● **Problem description**
Write out every entry, unchanged. Skip any picture.

● **Material shown**

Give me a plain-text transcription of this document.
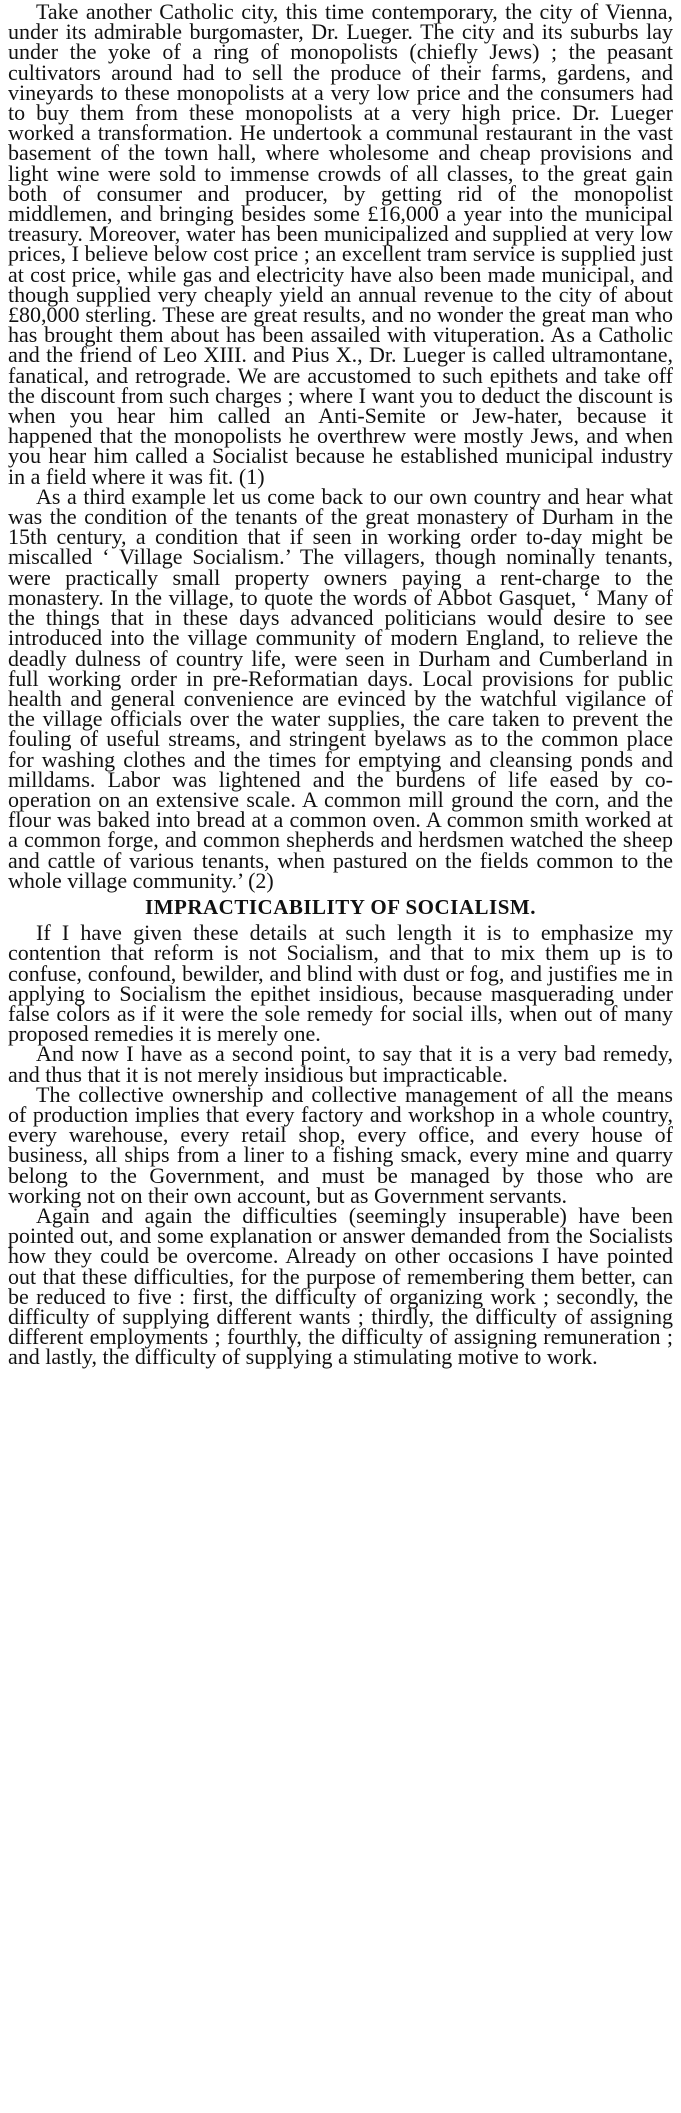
Take another Catholic city, this time contemporary, the city of Vienna, under its admirable burgomaster, Dr. Lueger. The city and its suburbs lay under the yoke of a ring of monopolists (chiefly Jews) ; the peasant cultivators around had to sell the produce of their farms, gardens, and vineyards to these monopolists at a very low price and the consumers had to buy them from these monopolists at a very high price. Dr. Lueger worked a transformation. He undertook a communal restaurant in the vast basement of the town hall, where wholesome and cheap provisions and light wine were sold to immense crowds of all classes, to the great gain both of consumer and producer, by getting rid of the monopolist middlemen, and bringing besides some £16,000 a year into the municipal treasury. Moreover, water has been municipalized and supplied at very low prices, I believe below cost price ; an excellent tram service is supplied just at cost price, while gas and electricity have also been made municipal, and though supplied very cheaply yield an annual revenue to the city of about £80,000 sterling. These are great results, and no wonder the great man who has brought them about has been assailed with vituperation. As a Catholic and the friend of Leo XIII. and Pius X., Dr. Lueger is called ultramontane, fanatical, and retrograde. We are accustomed to such epithets and take off the discount from such charges ; where I want you to deduct the discount is when you hear him called an Anti-Semite or Jew-hater, because it happened that the monopolists he overthrew were mostly Jews, and when you hear him called a Socialist because he established municipal industry in a field where it was fit. (1)

As a third example let us come back to our own country and hear what was the condition of the tenants of the great monastery of Durham in the 15th century, a condition that if seen in working order to-day might be miscalled ‘ Village Socialism.’ The villagers, though nominally tenants, were practically small property owners paying a rent-charge to the monastery. In the village, to quote the words of Abbot Gasquet, ‘ Many of the things that in these days advanced politicians would desire to see introduced into the village community of modern England, to relieve the deadly dulness of country life, were seen in Durham and Cumberland in full working order in pre-Reformatian days. Local provisions for public health and general convenience are evinced by the watchful vigilance of the village officials over the water supplies, the care taken to prevent the fouling of useful streams, and stringent byelaws as to the common place for washing clothes and the times for emptying and cleansing ponds and milldams. Labor was lightened and the burdens of life eased by co-operation on an extensive scale. A common mill ground the corn, and the flour was baked into bread at a common oven. A common smith worked at a common forge, and common shepherds and herdsmen watched the sheep and cattle of various tenants, when pastured on the fields common to the whole village community.’ (2)

IMPRACTICABILITY OF SOCIALISM.

If I have given these details at such length it is to emphasize my contention that reform is not Socialism, and that to mix them up is to confuse, confound, bewilder, and blind with dust or fog, and justifies me in applying to Socialism the epithet insidious, because masquerading under false colors as if it were the sole remedy for social ills, when out of many proposed remedies it is merely one.

And now I have as a second point, to say that it is a very bad remedy, and thus that it is not merely insidious but impracticable.

The collective ownership and collective management of all the means of production implies that every factory and workshop in a whole country, every warehouse, every retail shop, every office, and every house of business, all ships from a liner to a fishing smack, every mine and quarry belong to the Government, and must be managed by those who are working not on their own account, but as Government servants.

Again and again the difficulties (seemingly insuperable) have been pointed out, and some explanation or answer demanded from the Socialists how they could be overcome. Already on other occasions I have pointed out that these difficulties, for the purpose of remembering them better, can be reduced to five : first, the difficulty of organizing work ; secondly, the difficulty of supplying different wants ; thirdly, the difficulty of assigning different employments ; fourthly, the difficulty of assigning remuneration ; and lastly, the difficulty of supplying a stimulating motive to work.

● **Exercise answer**
Give me a plain-text transcription of this document.
Take another Catholic city, this time contemporary, the city of Vienna, under its admirable burgomaster, Dr. Lueger. The city and its suburbs lay under the yoke of a ring of monopolists (chiefly Jews) ; the peasant cultivators around had to sell the produce of their farms, gardens, and vineyards to these monopolists at a very low price and the consumers had to buy them from these monopolists at a very high price. Dr. Lueger worked a transformation. He undertook a communal restaurant in the vast basement of the town hall, where wholesome and cheap provisions and light wine were sold to immense crowds of all classes, to the great gain both of consumer and producer, by getting rid of the monopolist middlemen, and bringing besides some £16,000 a year into the municipal treasury. Moreover, water has been municipalized and supplied at very low prices, I believe below cost price ; an excellent tram service is supplied just at cost price, while gas and electricity have also been made municipal, and though supplied very cheaply yield an annual revenue to the city of about £80,000 sterling. These are great results, and no wonder the great man who has brought them about has been assailed with vituperation. As a Catholic and the friend of Leo XIII. and Pius X., Dr. Lueger is called ultramontane, fanatical, and retrograde. We are accustomed to such epithets and take off the discount from such charges ; where I want you to deduct the discount is when you hear him called an Anti-Semite or Jew-hater, because it happened that the monopolists he overthrew were mostly Jews, and when you hear him called a Socialist because he established municipal industry in a field where it was fit. (1)

As a third example let us come back to our own country and hear what was the condition of the tenants of the great monastery of Durham in the 15th century, a condition that if seen in working order to-day might be miscalled ‘ Village Socialism.’ The villagers, though nominally tenants, were practically small property owners paying a rent-charge to the monastery. In the village, to quote the words of Abbot Gasquet, ‘ Many of the things that in these days advanced politicians would desire to see introduced into the village community of modern England, to relieve the deadly dulness of country life, were seen in Durham and Cumberland in full working order in pre-Reformatian days. Local provisions for public health and general convenience are evinced by the watchful vigilance of the village officials over the water supplies, the care taken to prevent the fouling of useful streams, and stringent byelaws as to the common place for washing clothes and the times for emptying and cleansing ponds and milldams. Labor was lightened and the burdens of life eased by co-operation on an extensive scale. A common mill ground the corn, and the flour was baked into bread at a common oven. A common smith worked at a common forge, and common shepherds and herdsmen watched the sheep and cattle of various tenants, when pastured on the fields common to the whole village community.’ (2)

IMPRACTICABILITY OF SOCIALISM.

If I have given these details at such length it is to emphasize my contention that reform is not Socialism, and that to mix them up is to confuse, confound, bewilder, and blind with dust or fog, and justifies me in applying to Socialism the epithet insidious, because masquerading under false colors as if it were the sole remedy for social ills, when out of many proposed remedies it is merely one.

And now I have as a second point, to say that it is a very bad remedy, and thus that it is not merely insidious but impracticable.

The collective ownership and collective management of all the means of production implies that every factory and workshop in a whole country, every warehouse, every retail shop, every office, and every house of business, all ships from a liner to a fishing smack, every mine and quarry belong to the Government, and must be managed by those who are working not on their own account, but as Government servants.

Again and again the difficulties (seemingly insuperable) have been pointed out, and some explanation or answer demanded from the Socialists how they could be overcome. Already on other occasions I have pointed out that these difficulties, for the purpose of remembering them better, can be reduced to five : first, the difficulty of organizing work ; secondly, the difficulty of supplying different wants ; thirdly, the difficulty of assigning different employments ; fourthly, the difficulty of assigning remuneration ; and lastly, the difficulty of supplying a stimulating motive to work.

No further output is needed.